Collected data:
** Start **

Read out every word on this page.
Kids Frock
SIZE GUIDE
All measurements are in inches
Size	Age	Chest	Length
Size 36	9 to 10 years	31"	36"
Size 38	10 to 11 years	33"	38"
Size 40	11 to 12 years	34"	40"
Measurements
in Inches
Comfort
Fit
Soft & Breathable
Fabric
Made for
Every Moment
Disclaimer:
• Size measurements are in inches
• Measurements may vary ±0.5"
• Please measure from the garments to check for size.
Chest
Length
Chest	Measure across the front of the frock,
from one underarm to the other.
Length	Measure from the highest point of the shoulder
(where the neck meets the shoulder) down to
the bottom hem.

** End **

AIM:
Pull out all lines from the entries above that include the word "Chest".

SOLUTION:
Size	Age	Chest	Length
Chest
Chest	Measure across the front of the frock,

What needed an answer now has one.